++++ Given information ++++

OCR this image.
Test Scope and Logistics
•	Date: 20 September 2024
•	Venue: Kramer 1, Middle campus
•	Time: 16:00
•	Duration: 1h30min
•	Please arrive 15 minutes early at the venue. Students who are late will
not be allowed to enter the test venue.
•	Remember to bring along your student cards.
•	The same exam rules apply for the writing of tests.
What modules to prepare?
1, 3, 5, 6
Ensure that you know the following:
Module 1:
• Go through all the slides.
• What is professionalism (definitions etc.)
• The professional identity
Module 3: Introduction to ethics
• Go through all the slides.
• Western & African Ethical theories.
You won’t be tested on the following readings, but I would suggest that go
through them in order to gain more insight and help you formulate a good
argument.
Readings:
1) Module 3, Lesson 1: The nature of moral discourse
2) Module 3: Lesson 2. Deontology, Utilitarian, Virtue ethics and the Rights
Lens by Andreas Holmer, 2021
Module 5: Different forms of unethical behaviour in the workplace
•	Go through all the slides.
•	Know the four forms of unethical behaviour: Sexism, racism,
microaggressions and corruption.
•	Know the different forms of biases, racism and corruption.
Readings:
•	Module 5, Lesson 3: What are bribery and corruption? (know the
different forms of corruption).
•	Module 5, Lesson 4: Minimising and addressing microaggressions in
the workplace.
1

++++

Please repeat the listing exactly, with nothing left out.

**Result below**
OCR this image.
Test Scope and Logistics
•	Date: 20 September 2024
•	Venue: Kramer 1, Middle campus
•	Time: 16:00
•	Duration: 1h30min
•	Please arrive 15 minutes early at the venue. Students who are late will
not be allowed to enter the test venue.
•	Remember to bring along your student cards.
•	The same exam rules apply for the writing of tests.
What modules to prepare?
1, 3, 5, 6
Ensure that you know the following:
Module 1:
• Go through all the slides.
• What is professionalism (definitions etc.)
• The professional identity
Module 3: Introduction to ethics
• Go through all the slides.
• Western & African Ethical theories.
You won’t be tested on the following readings, but I would suggest that go
through them in order to gain more insight and help you formulate a good
argument.
Readings:
1) Module 3, Lesson 1: The nature of moral discourse
2) Module 3: Lesson 2. Deontology, Utilitarian, Virtue ethics and the Rights
Lens by Andreas Holmer, 2021
Module 5: Different forms of unethical behaviour in the workplace
•	Go through all the slides.
•	Know the four forms of unethical behaviour: Sexism, racism,
microaggressions and corruption.
•	Know the different forms of biases, racism and corruption.
Readings:
•	Module 5, Lesson 3: What are bribery and corruption? (know the
different forms of corruption).
•	Module 5, Lesson 4: Minimising and addressing microaggressions in
the workplace.
1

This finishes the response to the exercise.